─── SUPPLIED DATA
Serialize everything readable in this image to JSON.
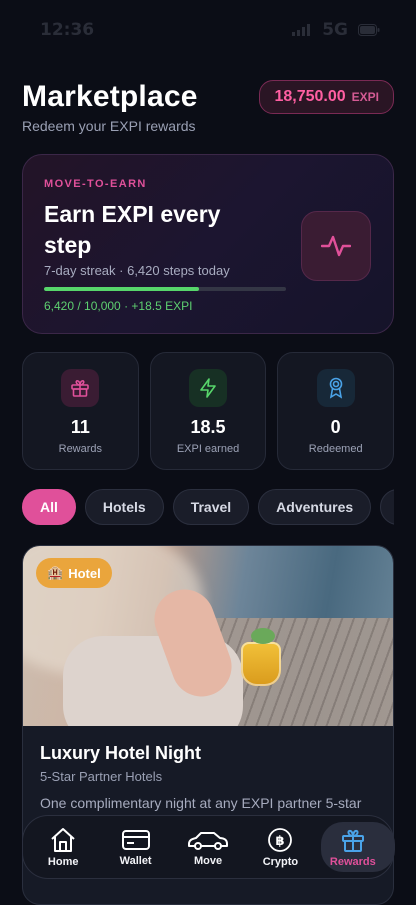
{
  "status_bar": {
    "time": "12:36",
    "carrier": "5G"
  },
  "header": {
    "title": "Marketplace",
    "subtitle": "Redeem your EXPI rewards",
    "balance_amount": "18,750.00",
    "balance_unit": "EXPI"
  },
  "move_to_earn": {
    "eyebrow": "MOVE-TO-EARN",
    "headline": "Earn EXPI every step",
    "streak_text": "7-day streak · 6,420 steps today",
    "progress_fraction": 0.642,
    "progress_label": "6,420 / 10,000 · +18.5 EXPI",
    "icon": "activity-pulse-icon"
  },
  "stats": [
    {
      "value": "11",
      "label": "Rewards",
      "icon": "gift-icon",
      "color": "#e0509a"
    },
    {
      "value": "18.5",
      "label": "EXPI earned",
      "icon": "bolt-icon",
      "color": "#57d66b"
    },
    {
      "value": "0",
      "label": "Redeemed",
      "icon": "award-icon",
      "color": "#4aa3e8"
    }
  ],
  "filters": [
    "All",
    "Hotels",
    "Travel",
    "Adventures",
    ""
  ],
  "active_filter": "All",
  "reward_card": {
    "badge": "Hotel",
    "badge_icon": "hotel-emoji-icon",
    "name": "Luxury Hotel Night",
    "partner": "5-Star Partner Hotels",
    "description": "One complimentary night at any EXPI partner 5-star"
  },
  "nav": [
    {
      "label": "Home",
      "icon": "home-icon"
    },
    {
      "label": "Wallet",
      "icon": "wallet-icon"
    },
    {
      "label": "Move",
      "icon": "car-icon"
    },
    {
      "label": "Crypto",
      "icon": "bitcoin-icon"
    },
    {
      "label": "Rewards",
      "icon": "gift-icon"
    }
  ],
  "active_nav": "Rewards",
  "colors": {
    "accent": "#e0509a",
    "success": "#57d66b",
    "info": "#4aa3e8",
    "badge": "#eaa53c",
    "background": "#0b0d16"
  }
}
──────
WHAT TO PRODUCE:
Transcribe all of the entries word for word, but skip any pictures they contain.

FINAL RESULT:
Serialize everything readable in this image to JSON.
{
  "status_bar": {
    "time": "12:36",
    "carrier": "5G"
  },
  "header": {
    "title": "Marketplace",
    "subtitle": "Redeem your EXPI rewards",
    "balance_amount": "18,750.00",
    "balance_unit": "EXPI"
  },
  "move_to_earn": {
    "eyebrow": "MOVE-TO-EARN",
    "headline": "Earn EXPI every step",
    "streak_text": "7-day streak · 6,420 steps today",
    "progress_fraction": 0.642,
    "progress_label": "6,420 / 10,000 · +18.5 EXPI",
    "icon": "activity-pulse-icon"
  },
  "stats": [
    {
      "value": "11",
      "label": "Rewards",
      "icon": "gift-icon",
      "color": "#e0509a"
    },
    {
      "value": "18.5",
      "label": "EXPI earned",
      "icon": "bolt-icon",
      "color": "#57d66b"
    },
    {
      "value": "0",
      "label": "Redeemed",
      "icon": "award-icon",
      "color": "#4aa3e8"
    }
  ],
  "filters": [
    "All",
    "Hotels",
    "Travel",
    "Adventures",
    ""
  ],
  "active_filter": "All",
  "reward_card": {
    "badge": "Hotel",
    "badge_icon": "hotel-emoji-icon",
    "name": "Luxury Hotel Night",
    "partner": "5-Star Partner Hotels",
    "description": "One complimentary night at any EXPI partner 5-star"
  },
  "nav": [
    {
      "label": "Home",
      "icon": "home-icon"
    },
    {
      "label": "Wallet",
      "icon": "wallet-icon"
    },
    {
      "label": "Move",
      "icon": "car-icon"
    },
    {
      "label": "Crypto",
      "icon": "bitcoin-icon"
    },
    {
      "label": "Rewards",
      "icon": "gift-icon"
    }
  ],
  "active_nav": "Rewards",
  "colors": {
    "accent": "#e0509a",
    "success": "#57d66b",
    "info": "#4aa3e8",
    "badge": "#eaa53c",
    "background": "#0b0d16"
  }
}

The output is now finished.